Given exercise: Your task is to write out the complete listing exactly as it is shown.

Material for the task:
____

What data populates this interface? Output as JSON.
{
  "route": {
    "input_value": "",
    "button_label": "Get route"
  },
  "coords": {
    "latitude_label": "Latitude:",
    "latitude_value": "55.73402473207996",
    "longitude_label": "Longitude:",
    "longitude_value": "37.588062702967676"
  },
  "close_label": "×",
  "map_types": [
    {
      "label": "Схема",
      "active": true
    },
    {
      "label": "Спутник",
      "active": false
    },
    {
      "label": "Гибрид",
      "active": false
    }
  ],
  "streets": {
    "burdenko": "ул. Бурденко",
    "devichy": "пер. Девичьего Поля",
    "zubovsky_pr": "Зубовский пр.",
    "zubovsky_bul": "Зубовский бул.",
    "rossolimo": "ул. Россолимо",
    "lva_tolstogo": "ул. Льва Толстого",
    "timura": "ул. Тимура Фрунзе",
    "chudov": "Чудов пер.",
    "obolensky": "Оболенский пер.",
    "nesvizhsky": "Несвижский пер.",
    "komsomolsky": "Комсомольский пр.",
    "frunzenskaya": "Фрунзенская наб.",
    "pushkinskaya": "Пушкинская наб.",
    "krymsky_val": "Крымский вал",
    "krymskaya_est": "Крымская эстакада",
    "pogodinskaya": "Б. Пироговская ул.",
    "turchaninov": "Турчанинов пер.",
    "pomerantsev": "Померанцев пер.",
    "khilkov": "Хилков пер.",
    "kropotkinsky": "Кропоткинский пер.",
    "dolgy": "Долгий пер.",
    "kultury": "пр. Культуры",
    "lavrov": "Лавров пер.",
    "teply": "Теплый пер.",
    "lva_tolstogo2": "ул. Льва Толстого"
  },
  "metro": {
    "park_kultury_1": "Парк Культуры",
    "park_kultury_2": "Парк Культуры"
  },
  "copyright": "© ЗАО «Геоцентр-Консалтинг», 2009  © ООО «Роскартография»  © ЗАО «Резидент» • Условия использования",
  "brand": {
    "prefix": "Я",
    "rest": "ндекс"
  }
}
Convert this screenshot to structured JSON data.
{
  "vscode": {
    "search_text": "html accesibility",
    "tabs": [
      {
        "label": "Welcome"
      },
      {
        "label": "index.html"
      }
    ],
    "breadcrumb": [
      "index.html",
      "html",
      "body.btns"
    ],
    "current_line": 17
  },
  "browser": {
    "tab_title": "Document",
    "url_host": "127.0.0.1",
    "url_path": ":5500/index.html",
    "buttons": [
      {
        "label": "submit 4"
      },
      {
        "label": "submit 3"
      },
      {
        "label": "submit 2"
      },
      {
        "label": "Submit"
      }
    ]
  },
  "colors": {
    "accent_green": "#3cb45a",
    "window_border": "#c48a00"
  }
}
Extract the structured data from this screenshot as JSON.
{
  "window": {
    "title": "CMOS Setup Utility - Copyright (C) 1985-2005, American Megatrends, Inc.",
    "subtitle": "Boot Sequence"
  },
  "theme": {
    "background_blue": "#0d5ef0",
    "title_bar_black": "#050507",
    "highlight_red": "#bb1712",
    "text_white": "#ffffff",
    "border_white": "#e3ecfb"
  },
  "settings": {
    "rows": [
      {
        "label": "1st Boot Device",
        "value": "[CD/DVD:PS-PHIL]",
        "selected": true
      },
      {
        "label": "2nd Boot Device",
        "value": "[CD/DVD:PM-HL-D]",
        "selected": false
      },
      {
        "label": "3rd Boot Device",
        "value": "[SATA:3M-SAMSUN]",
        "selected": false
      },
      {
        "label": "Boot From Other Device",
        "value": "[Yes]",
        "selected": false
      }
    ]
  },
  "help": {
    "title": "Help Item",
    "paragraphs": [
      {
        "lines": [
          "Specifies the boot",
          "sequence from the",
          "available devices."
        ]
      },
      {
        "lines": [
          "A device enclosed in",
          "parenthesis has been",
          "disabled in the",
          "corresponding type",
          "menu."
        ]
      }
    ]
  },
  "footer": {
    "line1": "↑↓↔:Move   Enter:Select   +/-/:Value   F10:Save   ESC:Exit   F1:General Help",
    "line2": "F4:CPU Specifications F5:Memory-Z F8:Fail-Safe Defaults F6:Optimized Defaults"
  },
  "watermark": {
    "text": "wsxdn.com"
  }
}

____

Full output:
What data populates this interface? Output as JSON.
{
  "route": {
    "input_value": "",
    "button_label": "Get route"
  },
  "coords": {
    "latitude_label": "Latitude:",
    "latitude_value": "55.73402473207996",
    "longitude_label": "Longitude:",
    "longitude_value": "37.588062702967676"
  },
  "close_label": "×",
  "map_types": [
    {
      "label": "Схема",
      "active": true
    },
    {
      "label": "Спутник",
      "active": false
    },
    {
      "label": "Гибрид",
      "active": false
    }
  ],
  "streets": {
    "burdenko": "ул. Бурденко",
    "devichy": "пер. Девичьего Поля",
    "zubovsky_pr": "Зубовский пр.",
    "zubovsky_bul": "Зубовский бул.",
    "rossolimo": "ул. Россолимо",
    "lva_tolstogo": "ул. Льва Толстого",
    "timura": "ул. Тимура Фрунзе",
    "chudov": "Чудов пер.",
    "obolensky": "Оболенский пер.",
    "nesvizhsky": "Несвижский пер.",
    "komsomolsky": "Комсомольский пр.",
    "frunzenskaya": "Фрунзенская наб.",
    "pushkinskaya": "Пушкинская наб.",
    "krymsky_val": "Крымский вал",
    "krymskaya_est": "Крымская эстакада",
    "pogodinskaya": "Б. Пироговская ул.",
    "turchaninov": "Турчанинов пер.",
    "pomerantsev": "Померанцев пер.",
    "khilkov": "Хилков пер.",
    "kropotkinsky": "Кропоткинский пер.",
    "dolgy": "Долгий пер.",
    "kultury": "пр. Культуры",
    "lavrov": "Лавров пер.",
    "teply": "Теплый пер.",
    "lva_tolstogo2": "ул. Льва Толстого"
  },
  "metro": {
    "park_kultury_1": "Парк Культуры",
    "park_kultury_2": "Парк Культуры"
  },
  "copyright": "© ЗАО «Геоцентр-Консалтинг», 2009  © ООО «Роскартография»  © ЗАО «Резидент» • Условия использования",
  "brand": {
    "prefix": "Я",
    "rest": "ндекс"
  }
}
Convert this screenshot to structured JSON data.
{
  "vscode": {
    "search_text": "html accesibility",
    "tabs": [
      {
        "label": "Welcome"
      },
      {
        "label": "index.html"
      }
    ],
    "breadcrumb": [
      "index.html",
      "html",
      "body.btns"
    ],
    "current_line": 17
  },
  "browser": {
    "tab_title": "Document",
    "url_host": "127.0.0.1",
    "url_path": ":5500/index.html",
    "buttons": [
      {
        "label": "submit 4"
      },
      {
        "label": "submit 3"
      },
      {
        "label": "submit 2"
      },
      {
        "label": "Submit"
      }
    ]
  },
  "colors": {
    "accent_green": "#3cb45a",
    "window_border": "#c48a00"
  }
}
Extract the structured data from this screenshot as JSON.
{
  "window": {
    "title": "CMOS Setup Utility - Copyright (C) 1985-2005, American Megatrends, Inc.",
    "subtitle": "Boot Sequence"
  },
  "theme": {
    "background_blue": "#0d5ef0",
    "title_bar_black": "#050507",
    "highlight_red": "#bb1712",
    "text_white": "#ffffff",
    "border_white": "#e3ecfb"
  },
  "settings": {
    "rows": [
      {
        "label": "1st Boot Device",
        "value": "[CD/DVD:PS-PHIL]",
        "selected": true
      },
      {
        "label": "2nd Boot Device",
        "value": "[CD/DVD:PM-HL-D]",
        "selected": false
      },
      {
        "label": "3rd Boot Device",
        "value": "[SATA:3M-SAMSUN]",
        "selected": false
      },
      {
        "label": "Boot From Other Device",
        "value": "[Yes]",
        "selected": false
      }
    ]
  },
  "help": {
    "title": "Help Item",
    "paragraphs": [
      {
        "lines": [
          "Specifies the boot",
          "sequence from the",
          "available devices."
        ]
      },
      {
        "lines": [
          "A device enclosed in",
          "parenthesis has been",
          "disabled in the",
          "corresponding type",
          "menu."
        ]
      }
    ]
  },
  "footer": {
    "line1": "↑↓↔:Move   Enter:Select   +/-/:Value   F10:Save   ESC:Exit   F1:General Help",
    "line2": "F4:CPU Specifications F5:Memory-Z F8:Fail-Safe Defaults F6:Optimized Defaults"
  },
  "watermark": {
    "text": "wsxdn.com"
  }
}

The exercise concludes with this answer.